§ What is needed
Exactly as they appear, output all of the entries.

§ Excerpt from a dataset
----------------

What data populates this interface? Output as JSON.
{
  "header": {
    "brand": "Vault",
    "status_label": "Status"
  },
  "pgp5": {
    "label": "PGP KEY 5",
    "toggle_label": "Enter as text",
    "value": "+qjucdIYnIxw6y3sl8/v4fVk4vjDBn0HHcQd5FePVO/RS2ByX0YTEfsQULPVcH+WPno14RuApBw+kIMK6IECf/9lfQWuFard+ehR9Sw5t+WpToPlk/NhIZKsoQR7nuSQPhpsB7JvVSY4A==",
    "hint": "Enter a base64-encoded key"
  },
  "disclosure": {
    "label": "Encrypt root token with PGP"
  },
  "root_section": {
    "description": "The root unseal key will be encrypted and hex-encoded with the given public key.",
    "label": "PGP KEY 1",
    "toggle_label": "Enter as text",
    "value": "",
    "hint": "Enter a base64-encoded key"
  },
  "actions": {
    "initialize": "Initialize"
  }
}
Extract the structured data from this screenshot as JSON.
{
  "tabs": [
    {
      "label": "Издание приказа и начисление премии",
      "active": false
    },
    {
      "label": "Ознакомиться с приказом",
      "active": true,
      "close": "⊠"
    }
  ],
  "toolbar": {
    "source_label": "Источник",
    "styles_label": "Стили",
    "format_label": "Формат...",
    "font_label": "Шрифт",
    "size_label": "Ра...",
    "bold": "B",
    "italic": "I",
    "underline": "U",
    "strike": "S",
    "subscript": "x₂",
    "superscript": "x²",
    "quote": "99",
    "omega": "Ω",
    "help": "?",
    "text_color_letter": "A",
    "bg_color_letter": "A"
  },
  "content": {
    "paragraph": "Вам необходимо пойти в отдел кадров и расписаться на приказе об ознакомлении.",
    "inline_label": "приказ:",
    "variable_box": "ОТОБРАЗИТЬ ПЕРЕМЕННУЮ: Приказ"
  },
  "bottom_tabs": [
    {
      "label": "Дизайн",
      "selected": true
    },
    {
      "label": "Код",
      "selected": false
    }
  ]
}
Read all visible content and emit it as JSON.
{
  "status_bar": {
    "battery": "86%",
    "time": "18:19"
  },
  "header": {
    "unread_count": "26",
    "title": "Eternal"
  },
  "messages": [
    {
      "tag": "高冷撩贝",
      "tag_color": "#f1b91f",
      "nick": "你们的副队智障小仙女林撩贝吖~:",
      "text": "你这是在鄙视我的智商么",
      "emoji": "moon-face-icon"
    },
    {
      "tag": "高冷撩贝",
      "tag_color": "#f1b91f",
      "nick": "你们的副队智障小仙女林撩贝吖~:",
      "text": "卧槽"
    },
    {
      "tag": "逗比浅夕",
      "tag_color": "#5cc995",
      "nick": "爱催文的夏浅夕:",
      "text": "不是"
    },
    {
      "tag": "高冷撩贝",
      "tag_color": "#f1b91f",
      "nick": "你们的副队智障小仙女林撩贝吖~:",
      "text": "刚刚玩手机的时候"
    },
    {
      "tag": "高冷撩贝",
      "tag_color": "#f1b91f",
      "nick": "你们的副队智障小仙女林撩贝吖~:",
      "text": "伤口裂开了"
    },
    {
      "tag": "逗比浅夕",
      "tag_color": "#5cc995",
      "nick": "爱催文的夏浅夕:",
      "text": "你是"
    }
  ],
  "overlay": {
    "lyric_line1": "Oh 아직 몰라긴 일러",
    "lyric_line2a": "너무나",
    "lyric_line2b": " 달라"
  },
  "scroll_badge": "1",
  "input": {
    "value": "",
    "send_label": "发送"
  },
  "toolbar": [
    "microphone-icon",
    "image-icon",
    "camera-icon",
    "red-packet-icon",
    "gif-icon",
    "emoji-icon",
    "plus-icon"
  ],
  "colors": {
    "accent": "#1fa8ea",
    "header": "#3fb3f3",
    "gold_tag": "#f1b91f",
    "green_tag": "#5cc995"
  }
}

----------------

§ Answer to the problem
What data populates this interface? Output as JSON.
{
  "header": {
    "brand": "Vault",
    "status_label": "Status"
  },
  "pgp5": {
    "label": "PGP KEY 5",
    "toggle_label": "Enter as text",
    "value": "+qjucdIYnIxw6y3sl8/v4fVk4vjDBn0HHcQd5FePVO/RS2ByX0YTEfsQULPVcH+WPno14RuApBw+kIMK6IECf/9lfQWuFard+ehR9Sw5t+WpToPlk/NhIZKsoQR7nuSQPhpsB7JvVSY4A==",
    "hint": "Enter a base64-encoded key"
  },
  "disclosure": {
    "label": "Encrypt root token with PGP"
  },
  "root_section": {
    "description": "The root unseal key will be encrypted and hex-encoded with the given public key.",
    "label": "PGP KEY 1",
    "toggle_label": "Enter as text",
    "value": "",
    "hint": "Enter a base64-encoded key"
  },
  "actions": {
    "initialize": "Initialize"
  }
}
Extract the structured data from this screenshot as JSON.
{
  "tabs": [
    {
      "label": "Издание приказа и начисление премии",
      "active": false
    },
    {
      "label": "Ознакомиться с приказом",
      "active": true,
      "close": "⊠"
    }
  ],
  "toolbar": {
    "source_label": "Источник",
    "styles_label": "Стили",
    "format_label": "Формат...",
    "font_label": "Шрифт",
    "size_label": "Ра...",
    "bold": "B",
    "italic": "I",
    "underline": "U",
    "strike": "S",
    "subscript": "x₂",
    "superscript": "x²",
    "quote": "99",
    "omega": "Ω",
    "help": "?",
    "text_color_letter": "A",
    "bg_color_letter": "A"
  },
  "content": {
    "paragraph": "Вам необходимо пойти в отдел кадров и расписаться на приказе об ознакомлении.",
    "inline_label": "приказ:",
    "variable_box": "ОТОБРАЗИТЬ ПЕРЕМЕННУЮ: Приказ"
  },
  "bottom_tabs": [
    {
      "label": "Дизайн",
      "selected": true
    },
    {
      "label": "Код",
      "selected": false
    }
  ]
}
Read all visible content and emit it as JSON.
{
  "status_bar": {
    "battery": "86%",
    "time": "18:19"
  },
  "header": {
    "unread_count": "26",
    "title": "Eternal"
  },
  "messages": [
    {
      "tag": "高冷撩贝",
      "tag_color": "#f1b91f",
      "nick": "你们的副队智障小仙女林撩贝吖~:",
      "text": "你这是在鄙视我的智商么",
      "emoji": "moon-face-icon"
    },
    {
      "tag": "高冷撩贝",
      "tag_color": "#f1b91f",
      "nick": "你们的副队智障小仙女林撩贝吖~:",
      "text": "卧槽"
    },
    {
      "tag": "逗比浅夕",
      "tag_color": "#5cc995",
      "nick": "爱催文的夏浅夕:",
      "text": "不是"
    },
    {
      "tag": "高冷撩贝",
      "tag_color": "#f1b91f",
      "nick": "你们的副队智障小仙女林撩贝吖~:",
      "text": "刚刚玩手机的时候"
    },
    {
      "tag": "高冷撩贝",
      "tag_color": "#f1b91f",
      "nick": "你们的副队智障小仙女林撩贝吖~:",
      "text": "伤口裂开了"
    },
    {
      "tag": "逗比浅夕",
      "tag_color": "#5cc995",
      "nick": "爱催文的夏浅夕:",
      "text": "你是"
    }
  ],
  "overlay": {
    "lyric_line1": "Oh 아직 몰라긴 일러",
    "lyric_line2a": "너무나",
    "lyric_line2b": " 달라"
  },
  "scroll_badge": "1",
  "input": {
    "value": "",
    "send_label": "发送"
  },
  "toolbar": [
    "microphone-icon",
    "image-icon",
    "camera-icon",
    "red-packet-icon",
    "gif-icon",
    "emoji-icon",
    "plus-icon"
  ],
  "colors": {
    "accent": "#1fa8ea",
    "header": "#3fb3f3",
    "gold_tag": "#f1b91f",
    "green_tag": "#5cc995"
  }
}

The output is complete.